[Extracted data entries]
━━━━

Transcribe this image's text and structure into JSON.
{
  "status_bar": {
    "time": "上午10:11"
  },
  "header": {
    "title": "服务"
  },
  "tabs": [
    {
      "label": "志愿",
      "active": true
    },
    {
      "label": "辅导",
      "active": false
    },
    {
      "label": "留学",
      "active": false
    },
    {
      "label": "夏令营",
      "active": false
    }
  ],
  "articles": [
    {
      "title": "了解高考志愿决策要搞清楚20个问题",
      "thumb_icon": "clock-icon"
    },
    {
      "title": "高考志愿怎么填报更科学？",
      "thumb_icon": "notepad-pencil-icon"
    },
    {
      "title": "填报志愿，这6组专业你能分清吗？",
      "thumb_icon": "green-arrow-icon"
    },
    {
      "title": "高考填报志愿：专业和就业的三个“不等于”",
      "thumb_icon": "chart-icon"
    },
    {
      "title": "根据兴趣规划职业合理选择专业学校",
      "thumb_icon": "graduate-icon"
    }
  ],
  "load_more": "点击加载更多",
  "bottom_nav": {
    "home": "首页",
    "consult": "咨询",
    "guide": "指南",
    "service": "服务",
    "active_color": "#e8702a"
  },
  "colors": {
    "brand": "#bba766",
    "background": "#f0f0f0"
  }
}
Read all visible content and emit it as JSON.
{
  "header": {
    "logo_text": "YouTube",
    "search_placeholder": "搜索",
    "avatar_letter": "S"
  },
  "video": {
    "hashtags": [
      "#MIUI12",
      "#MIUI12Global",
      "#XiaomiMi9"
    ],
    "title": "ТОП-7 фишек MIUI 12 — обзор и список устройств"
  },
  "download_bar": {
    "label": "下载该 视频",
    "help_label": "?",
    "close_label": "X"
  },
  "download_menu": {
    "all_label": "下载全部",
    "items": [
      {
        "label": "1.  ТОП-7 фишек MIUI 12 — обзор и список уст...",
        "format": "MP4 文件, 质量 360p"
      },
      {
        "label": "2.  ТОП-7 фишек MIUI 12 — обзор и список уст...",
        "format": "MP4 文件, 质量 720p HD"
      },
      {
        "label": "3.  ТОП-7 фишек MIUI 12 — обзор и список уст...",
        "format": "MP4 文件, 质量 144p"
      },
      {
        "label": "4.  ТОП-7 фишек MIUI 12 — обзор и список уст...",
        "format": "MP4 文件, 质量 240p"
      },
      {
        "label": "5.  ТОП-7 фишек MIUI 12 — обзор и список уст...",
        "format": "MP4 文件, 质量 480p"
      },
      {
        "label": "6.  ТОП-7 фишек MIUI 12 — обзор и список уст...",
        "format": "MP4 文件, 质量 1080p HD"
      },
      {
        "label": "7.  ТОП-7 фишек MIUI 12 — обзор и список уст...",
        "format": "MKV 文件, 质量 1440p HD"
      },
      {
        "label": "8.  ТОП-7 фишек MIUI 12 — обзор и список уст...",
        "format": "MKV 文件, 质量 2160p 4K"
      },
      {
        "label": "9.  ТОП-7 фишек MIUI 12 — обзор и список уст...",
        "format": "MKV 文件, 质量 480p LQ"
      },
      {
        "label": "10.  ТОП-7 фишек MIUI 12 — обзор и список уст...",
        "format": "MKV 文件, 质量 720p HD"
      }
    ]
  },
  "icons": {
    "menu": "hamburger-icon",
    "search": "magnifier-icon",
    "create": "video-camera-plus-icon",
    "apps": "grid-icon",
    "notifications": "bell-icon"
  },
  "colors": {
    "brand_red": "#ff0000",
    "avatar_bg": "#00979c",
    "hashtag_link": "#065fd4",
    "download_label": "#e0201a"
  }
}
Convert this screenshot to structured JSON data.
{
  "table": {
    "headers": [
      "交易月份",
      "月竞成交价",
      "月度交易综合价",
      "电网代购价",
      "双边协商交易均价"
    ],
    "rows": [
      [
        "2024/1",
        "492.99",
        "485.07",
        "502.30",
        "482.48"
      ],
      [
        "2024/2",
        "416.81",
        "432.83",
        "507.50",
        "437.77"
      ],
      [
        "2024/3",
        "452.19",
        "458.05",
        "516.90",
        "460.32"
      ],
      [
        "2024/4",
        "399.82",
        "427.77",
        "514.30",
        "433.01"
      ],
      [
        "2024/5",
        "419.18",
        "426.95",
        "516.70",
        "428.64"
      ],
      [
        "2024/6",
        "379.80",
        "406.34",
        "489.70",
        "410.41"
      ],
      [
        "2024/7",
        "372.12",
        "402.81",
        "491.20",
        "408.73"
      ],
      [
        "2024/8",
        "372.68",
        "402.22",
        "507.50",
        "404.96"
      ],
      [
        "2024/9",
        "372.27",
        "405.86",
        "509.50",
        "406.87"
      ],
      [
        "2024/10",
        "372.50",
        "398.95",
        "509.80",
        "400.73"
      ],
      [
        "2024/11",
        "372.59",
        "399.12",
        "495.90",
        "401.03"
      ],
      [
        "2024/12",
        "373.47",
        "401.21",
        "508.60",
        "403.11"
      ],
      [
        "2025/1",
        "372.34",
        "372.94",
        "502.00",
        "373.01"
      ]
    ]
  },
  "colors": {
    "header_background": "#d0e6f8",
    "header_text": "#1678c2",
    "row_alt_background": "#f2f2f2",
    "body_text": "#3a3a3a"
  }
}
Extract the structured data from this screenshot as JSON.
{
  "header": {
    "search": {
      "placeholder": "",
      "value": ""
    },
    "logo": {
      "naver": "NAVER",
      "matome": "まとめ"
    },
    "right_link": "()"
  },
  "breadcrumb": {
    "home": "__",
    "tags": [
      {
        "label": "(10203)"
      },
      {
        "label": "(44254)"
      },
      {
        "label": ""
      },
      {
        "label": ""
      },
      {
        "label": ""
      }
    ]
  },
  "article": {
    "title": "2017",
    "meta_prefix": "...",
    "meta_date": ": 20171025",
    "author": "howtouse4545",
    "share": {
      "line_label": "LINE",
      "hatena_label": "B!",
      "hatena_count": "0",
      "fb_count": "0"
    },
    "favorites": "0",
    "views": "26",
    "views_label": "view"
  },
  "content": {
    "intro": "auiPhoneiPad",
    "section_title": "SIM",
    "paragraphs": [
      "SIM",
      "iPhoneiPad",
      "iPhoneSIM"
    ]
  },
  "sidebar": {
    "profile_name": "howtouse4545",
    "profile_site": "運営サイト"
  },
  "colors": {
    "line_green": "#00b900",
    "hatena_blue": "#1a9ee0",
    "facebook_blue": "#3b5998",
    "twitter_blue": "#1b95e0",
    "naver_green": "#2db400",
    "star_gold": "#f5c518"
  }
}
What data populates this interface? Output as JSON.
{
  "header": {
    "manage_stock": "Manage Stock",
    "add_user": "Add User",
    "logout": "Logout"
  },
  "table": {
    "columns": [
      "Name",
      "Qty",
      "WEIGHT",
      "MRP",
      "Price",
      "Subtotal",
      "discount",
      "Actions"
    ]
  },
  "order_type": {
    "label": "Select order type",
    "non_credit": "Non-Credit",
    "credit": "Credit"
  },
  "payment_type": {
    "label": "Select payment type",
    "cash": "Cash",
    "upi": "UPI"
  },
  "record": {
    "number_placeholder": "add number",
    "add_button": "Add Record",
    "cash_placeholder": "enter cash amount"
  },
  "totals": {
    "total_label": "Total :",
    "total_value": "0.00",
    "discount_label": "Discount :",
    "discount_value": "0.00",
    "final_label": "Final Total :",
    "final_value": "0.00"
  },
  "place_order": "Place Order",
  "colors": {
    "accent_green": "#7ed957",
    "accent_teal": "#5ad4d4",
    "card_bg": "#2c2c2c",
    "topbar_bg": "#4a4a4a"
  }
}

━━━━

* **WHAT YOU ARE ASKED TO DO**
Return the lines beginning at the one that contains "What data populates" and continuing through the last line of the data, exactly as they stand and without any others.

* **RESPONSE**
What data populates this interface? Output as JSON.
{
  "header": {
    "manage_stock": "Manage Stock",
    "add_user": "Add User",
    "logout": "Logout"
  },
  "table": {
    "columns": [
      "Name",
      "Qty",
      "WEIGHT",
      "MRP",
      "Price",
      "Subtotal",
      "discount",
      "Actions"
    ]
  },
  "order_type": {
    "label": "Select order type",
    "non_credit": "Non-Credit",
    "credit": "Credit"
  },
  "payment_type": {
    "label": "Select payment type",
    "cash": "Cash",
    "upi": "UPI"
  },
  "record": {
    "number_placeholder": "add number",
    "add_button": "Add Record",
    "cash_placeholder": "enter cash amount"
  },
  "totals": {
    "total_label": "Total :",
    "total_value": "0.00",
    "discount_label": "Discount :",
    "discount_value": "0.00",
    "final_label": "Final Total :",
    "final_value": "0.00"
  },
  "place_order": "Place Order",
  "colors": {
    "accent_green": "#7ed957",
    "accent_teal": "#5ad4d4",
    "card_bg": "#2c2c2c",
    "topbar_bg": "#4a4a4a"
  }
}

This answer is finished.